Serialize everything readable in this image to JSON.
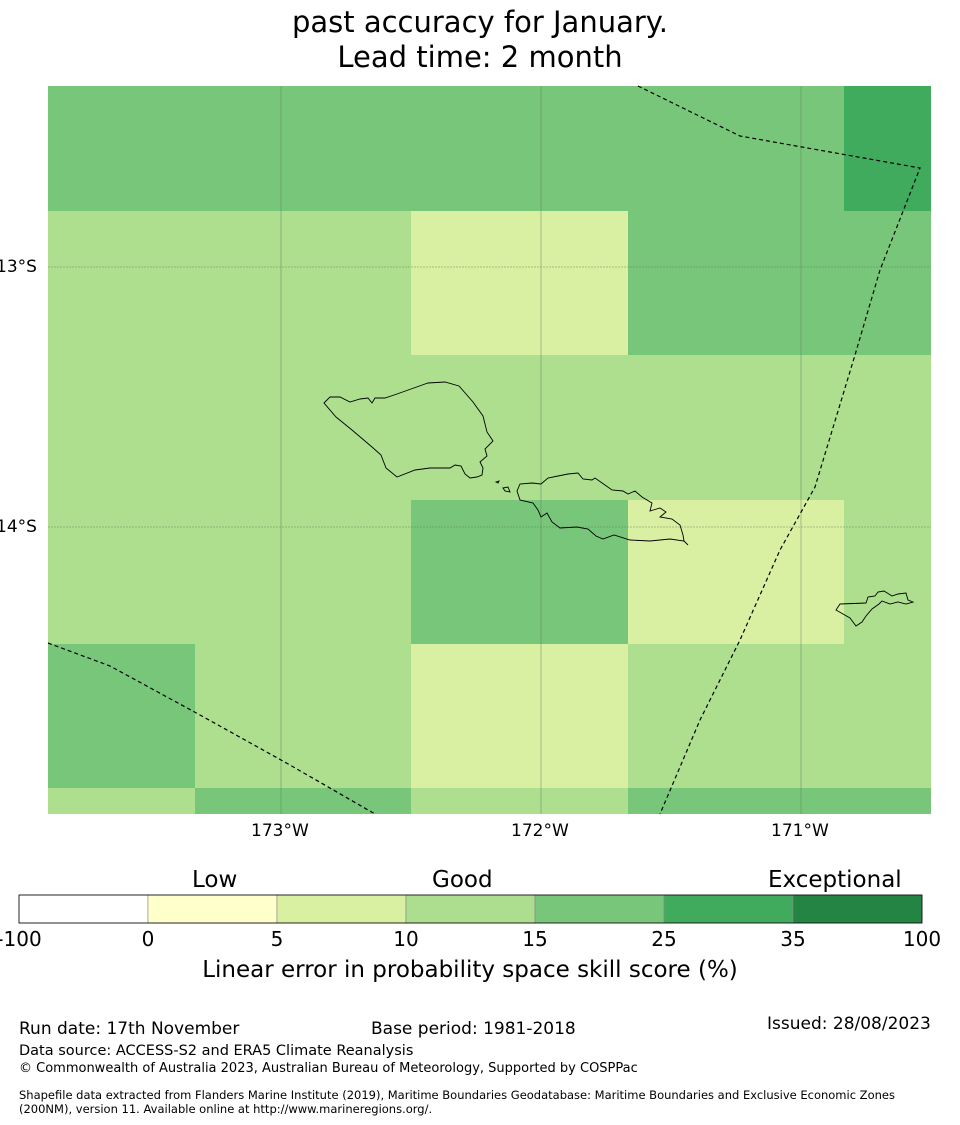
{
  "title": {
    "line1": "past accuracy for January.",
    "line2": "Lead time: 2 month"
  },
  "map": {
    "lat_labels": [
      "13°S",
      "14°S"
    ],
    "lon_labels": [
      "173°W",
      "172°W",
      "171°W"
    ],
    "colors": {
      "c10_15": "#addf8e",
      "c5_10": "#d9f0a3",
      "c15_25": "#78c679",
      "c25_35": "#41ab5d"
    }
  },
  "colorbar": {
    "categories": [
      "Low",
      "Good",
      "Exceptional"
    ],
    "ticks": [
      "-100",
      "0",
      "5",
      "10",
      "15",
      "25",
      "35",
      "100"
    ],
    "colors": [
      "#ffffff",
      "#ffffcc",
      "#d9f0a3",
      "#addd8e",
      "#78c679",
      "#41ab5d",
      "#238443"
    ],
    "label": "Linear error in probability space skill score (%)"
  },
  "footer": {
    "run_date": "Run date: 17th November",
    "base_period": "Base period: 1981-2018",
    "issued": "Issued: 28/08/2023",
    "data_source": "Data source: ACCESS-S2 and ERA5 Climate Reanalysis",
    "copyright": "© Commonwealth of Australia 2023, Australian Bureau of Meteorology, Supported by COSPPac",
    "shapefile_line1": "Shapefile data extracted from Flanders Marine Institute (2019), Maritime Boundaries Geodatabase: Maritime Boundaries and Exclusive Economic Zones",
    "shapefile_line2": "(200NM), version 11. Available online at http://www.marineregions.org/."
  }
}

The request —
Copy the records above exactly, leaving out every picture.

Expected answer —
Serialize everything readable in this image to JSON.
{
  "title": {
    "line1": "past accuracy for January.",
    "line2": "Lead time: 2 month"
  },
  "map": {
    "lat_labels": [
      "13°S",
      "14°S"
    ],
    "lon_labels": [
      "173°W",
      "172°W",
      "171°W"
    ],
    "colors": {
      "c10_15": "#addf8e",
      "c5_10": "#d9f0a3",
      "c15_25": "#78c679",
      "c25_35": "#41ab5d"
    }
  },
  "colorbar": {
    "categories": [
      "Low",
      "Good",
      "Exceptional"
    ],
    "ticks": [
      "-100",
      "0",
      "5",
      "10",
      "15",
      "25",
      "35",
      "100"
    ],
    "colors": [
      "#ffffff",
      "#ffffcc",
      "#d9f0a3",
      "#addd8e",
      "#78c679",
      "#41ab5d",
      "#238443"
    ],
    "label": "Linear error in probability space skill score (%)"
  },
  "footer": {
    "run_date": "Run date: 17th November",
    "base_period": "Base period: 1981-2018",
    "issued": "Issued: 28/08/2023",
    "data_source": "Data source: ACCESS-S2 and ERA5 Climate Reanalysis",
    "copyright": "© Commonwealth of Australia 2023, Australian Bureau of Meteorology, Supported by COSPPac",
    "shapefile_line1": "Shapefile data extracted from Flanders Marine Institute (2019), Maritime Boundaries Geodatabase: Maritime Boundaries and Exclusive Economic Zones",
    "shapefile_line2": "(200NM), version 11. Available online at http://www.marineregions.org/."
  }
}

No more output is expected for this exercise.